JOB:
Copy out all lines of the records in which the word "Wind" appears.
--- BEGIN DATA PROVIDED ---
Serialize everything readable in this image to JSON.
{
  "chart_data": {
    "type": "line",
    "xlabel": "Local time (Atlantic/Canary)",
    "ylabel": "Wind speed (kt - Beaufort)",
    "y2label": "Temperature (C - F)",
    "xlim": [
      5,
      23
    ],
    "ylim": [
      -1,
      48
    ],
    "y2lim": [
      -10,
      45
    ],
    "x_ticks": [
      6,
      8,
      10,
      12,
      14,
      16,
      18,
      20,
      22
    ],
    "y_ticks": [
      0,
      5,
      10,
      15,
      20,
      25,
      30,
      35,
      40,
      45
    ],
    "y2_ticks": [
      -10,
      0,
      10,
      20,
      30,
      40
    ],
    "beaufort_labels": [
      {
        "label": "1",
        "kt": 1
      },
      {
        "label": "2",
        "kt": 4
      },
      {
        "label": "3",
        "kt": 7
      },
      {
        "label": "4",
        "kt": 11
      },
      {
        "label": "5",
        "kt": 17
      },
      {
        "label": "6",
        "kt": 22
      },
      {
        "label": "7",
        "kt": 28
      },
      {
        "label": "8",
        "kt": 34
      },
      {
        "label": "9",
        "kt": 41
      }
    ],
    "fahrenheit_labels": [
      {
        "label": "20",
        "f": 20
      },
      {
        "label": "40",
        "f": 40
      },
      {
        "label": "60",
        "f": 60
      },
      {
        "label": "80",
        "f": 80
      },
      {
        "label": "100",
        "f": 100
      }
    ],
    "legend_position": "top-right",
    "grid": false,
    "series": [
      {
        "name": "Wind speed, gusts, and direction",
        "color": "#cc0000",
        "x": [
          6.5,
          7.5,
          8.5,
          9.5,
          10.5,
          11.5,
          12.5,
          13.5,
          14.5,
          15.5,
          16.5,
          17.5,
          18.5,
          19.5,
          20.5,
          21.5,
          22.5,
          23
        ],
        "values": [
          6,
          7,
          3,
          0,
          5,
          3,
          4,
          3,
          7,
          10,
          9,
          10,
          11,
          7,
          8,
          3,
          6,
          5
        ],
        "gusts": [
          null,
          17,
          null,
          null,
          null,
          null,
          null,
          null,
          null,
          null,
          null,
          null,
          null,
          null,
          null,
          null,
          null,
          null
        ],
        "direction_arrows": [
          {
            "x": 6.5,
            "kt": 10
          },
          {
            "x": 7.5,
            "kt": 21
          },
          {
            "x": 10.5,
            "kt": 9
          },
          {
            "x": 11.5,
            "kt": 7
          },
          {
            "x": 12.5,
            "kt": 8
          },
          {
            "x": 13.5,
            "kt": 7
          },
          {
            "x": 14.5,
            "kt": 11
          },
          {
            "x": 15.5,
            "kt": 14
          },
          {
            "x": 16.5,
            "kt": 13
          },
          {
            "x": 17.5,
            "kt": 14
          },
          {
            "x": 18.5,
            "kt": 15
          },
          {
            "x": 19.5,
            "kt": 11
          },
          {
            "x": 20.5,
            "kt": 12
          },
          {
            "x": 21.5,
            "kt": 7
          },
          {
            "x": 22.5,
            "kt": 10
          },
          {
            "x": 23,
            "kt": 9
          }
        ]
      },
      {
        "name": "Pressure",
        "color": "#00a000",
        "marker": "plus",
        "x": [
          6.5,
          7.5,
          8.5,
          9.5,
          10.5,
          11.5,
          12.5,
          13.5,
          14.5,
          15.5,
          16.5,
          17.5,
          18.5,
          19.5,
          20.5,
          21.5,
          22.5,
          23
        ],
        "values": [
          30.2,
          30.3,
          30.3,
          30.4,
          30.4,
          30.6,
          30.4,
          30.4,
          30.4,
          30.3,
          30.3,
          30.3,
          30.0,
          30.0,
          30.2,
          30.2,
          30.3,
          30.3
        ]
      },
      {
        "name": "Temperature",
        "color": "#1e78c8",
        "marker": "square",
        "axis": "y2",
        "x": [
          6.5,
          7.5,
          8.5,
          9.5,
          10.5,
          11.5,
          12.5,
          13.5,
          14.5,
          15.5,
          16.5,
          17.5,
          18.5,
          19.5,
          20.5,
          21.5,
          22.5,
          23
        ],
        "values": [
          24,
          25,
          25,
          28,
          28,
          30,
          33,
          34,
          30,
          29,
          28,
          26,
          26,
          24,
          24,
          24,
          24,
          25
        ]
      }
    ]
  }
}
--- END DATA PROVIDED ---
IN RESPONSE:
    "ylabel": "Wind speed (kt - Beaufort)",
        "name": "Wind speed, gusts, and direction",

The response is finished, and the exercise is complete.